►
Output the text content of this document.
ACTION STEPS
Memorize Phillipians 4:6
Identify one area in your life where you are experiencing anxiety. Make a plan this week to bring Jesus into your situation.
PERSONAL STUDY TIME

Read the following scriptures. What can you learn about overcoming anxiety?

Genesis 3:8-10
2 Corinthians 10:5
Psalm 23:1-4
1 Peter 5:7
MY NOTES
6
◄
Exactly how many lines of the listing above contain the string "anxiety"? Give no more than the number.

2